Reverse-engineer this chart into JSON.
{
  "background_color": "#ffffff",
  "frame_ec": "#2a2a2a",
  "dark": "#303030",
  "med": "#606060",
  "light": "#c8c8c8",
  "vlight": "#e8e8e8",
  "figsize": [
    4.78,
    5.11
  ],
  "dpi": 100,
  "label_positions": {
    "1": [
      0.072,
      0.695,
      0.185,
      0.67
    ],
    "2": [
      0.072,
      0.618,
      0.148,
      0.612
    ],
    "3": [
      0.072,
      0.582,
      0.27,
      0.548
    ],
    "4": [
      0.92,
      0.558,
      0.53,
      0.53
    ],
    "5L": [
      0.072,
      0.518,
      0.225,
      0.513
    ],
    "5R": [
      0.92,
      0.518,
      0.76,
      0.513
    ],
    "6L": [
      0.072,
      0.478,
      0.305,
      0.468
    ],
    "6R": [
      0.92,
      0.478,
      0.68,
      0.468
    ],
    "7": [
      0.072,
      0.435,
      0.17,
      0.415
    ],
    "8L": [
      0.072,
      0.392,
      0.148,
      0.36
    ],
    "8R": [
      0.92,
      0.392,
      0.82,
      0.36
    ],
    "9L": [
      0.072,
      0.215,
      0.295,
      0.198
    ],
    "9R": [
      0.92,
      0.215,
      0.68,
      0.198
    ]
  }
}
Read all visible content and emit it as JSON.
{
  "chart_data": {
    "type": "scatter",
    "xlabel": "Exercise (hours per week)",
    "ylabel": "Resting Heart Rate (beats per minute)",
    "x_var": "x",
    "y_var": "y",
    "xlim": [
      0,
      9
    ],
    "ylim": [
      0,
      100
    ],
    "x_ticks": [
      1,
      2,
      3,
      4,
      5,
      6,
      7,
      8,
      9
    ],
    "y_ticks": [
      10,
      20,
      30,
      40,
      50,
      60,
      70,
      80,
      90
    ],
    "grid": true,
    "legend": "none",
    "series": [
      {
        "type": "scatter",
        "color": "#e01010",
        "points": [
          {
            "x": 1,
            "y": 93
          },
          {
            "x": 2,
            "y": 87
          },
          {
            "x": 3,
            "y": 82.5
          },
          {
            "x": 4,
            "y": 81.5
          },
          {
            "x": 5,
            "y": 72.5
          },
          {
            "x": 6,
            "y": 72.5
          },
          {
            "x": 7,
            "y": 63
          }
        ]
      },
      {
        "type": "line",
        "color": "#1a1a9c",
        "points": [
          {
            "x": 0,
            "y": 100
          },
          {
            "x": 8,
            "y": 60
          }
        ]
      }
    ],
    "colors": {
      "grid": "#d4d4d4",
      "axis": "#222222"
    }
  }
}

-----

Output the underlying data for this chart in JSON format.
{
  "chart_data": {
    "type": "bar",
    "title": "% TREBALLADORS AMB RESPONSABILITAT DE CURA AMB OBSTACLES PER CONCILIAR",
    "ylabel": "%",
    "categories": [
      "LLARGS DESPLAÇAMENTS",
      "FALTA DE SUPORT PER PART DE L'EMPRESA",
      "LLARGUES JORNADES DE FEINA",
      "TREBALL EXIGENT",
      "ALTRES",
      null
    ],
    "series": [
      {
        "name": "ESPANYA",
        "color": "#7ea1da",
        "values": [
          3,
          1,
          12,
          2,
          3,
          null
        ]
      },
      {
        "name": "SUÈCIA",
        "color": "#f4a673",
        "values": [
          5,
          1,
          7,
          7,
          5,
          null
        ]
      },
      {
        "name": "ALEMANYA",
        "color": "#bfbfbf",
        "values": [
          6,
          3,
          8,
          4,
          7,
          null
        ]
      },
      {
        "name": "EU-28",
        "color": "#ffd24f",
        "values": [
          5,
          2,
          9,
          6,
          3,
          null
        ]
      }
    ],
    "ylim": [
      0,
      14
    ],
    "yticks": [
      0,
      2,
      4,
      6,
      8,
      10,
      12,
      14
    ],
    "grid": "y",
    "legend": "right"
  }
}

-----

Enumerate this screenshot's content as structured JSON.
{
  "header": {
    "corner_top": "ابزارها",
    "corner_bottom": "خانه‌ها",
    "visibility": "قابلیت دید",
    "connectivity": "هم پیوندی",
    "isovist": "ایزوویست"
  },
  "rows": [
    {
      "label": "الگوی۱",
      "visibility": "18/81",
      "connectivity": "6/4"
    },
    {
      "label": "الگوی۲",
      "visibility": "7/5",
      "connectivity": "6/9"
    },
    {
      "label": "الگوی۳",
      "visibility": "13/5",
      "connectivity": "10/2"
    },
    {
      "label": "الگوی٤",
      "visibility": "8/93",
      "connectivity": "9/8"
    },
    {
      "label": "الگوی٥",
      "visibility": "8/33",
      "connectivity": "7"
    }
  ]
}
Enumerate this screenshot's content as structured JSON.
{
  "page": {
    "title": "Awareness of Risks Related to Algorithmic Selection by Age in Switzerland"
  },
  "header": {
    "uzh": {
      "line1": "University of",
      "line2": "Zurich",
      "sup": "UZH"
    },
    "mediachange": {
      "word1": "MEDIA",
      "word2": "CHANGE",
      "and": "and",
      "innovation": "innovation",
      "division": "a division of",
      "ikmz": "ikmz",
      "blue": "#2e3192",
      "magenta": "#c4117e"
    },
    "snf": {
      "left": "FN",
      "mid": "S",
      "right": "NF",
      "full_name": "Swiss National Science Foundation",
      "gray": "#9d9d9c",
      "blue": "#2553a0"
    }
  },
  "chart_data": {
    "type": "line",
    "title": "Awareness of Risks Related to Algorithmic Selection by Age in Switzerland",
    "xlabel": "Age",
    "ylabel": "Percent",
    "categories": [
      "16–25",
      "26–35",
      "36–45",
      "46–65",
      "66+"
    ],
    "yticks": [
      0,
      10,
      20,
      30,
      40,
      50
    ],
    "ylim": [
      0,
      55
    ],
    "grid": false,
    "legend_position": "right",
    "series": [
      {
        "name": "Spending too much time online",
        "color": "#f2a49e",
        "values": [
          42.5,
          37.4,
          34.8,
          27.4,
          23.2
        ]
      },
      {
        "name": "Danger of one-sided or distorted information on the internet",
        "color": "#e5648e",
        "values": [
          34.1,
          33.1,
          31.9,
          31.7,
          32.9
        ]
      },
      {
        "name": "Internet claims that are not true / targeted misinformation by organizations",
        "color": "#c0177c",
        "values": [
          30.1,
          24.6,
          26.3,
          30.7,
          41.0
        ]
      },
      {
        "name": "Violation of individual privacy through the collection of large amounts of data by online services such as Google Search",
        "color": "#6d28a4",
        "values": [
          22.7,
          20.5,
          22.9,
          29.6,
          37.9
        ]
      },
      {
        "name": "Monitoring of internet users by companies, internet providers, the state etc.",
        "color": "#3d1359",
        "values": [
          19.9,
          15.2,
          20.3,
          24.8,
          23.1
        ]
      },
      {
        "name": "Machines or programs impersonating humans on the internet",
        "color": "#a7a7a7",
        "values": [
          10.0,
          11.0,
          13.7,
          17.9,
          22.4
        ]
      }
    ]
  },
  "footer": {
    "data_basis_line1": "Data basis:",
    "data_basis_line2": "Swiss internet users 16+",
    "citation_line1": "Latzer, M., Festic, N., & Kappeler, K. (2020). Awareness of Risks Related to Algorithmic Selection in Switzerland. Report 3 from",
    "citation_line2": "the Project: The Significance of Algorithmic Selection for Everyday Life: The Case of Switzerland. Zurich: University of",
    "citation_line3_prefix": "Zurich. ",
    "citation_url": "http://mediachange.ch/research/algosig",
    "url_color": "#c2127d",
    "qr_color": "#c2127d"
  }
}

-----

Prompt
From the data above, gather every line that includes the word "Switzerland".

Response to the task
    "title": "Awareness of Risks Related to Algorithmic Selection by Age in Switzerland"
    "title": "Awareness of Risks Related to Algorithmic Selection by Age in Switzerland",
    "citation_line1": "Latzer, M., Festic, N., & Kappeler, K. (2020). Awareness of Risks Related to Algorithmic Selection in Switzerland. Report 3 from",
    "citation_line2": "the Project: The Significance of Algorithmic Selection for Everyday Life: The Case of Switzerland. Zurich: University of",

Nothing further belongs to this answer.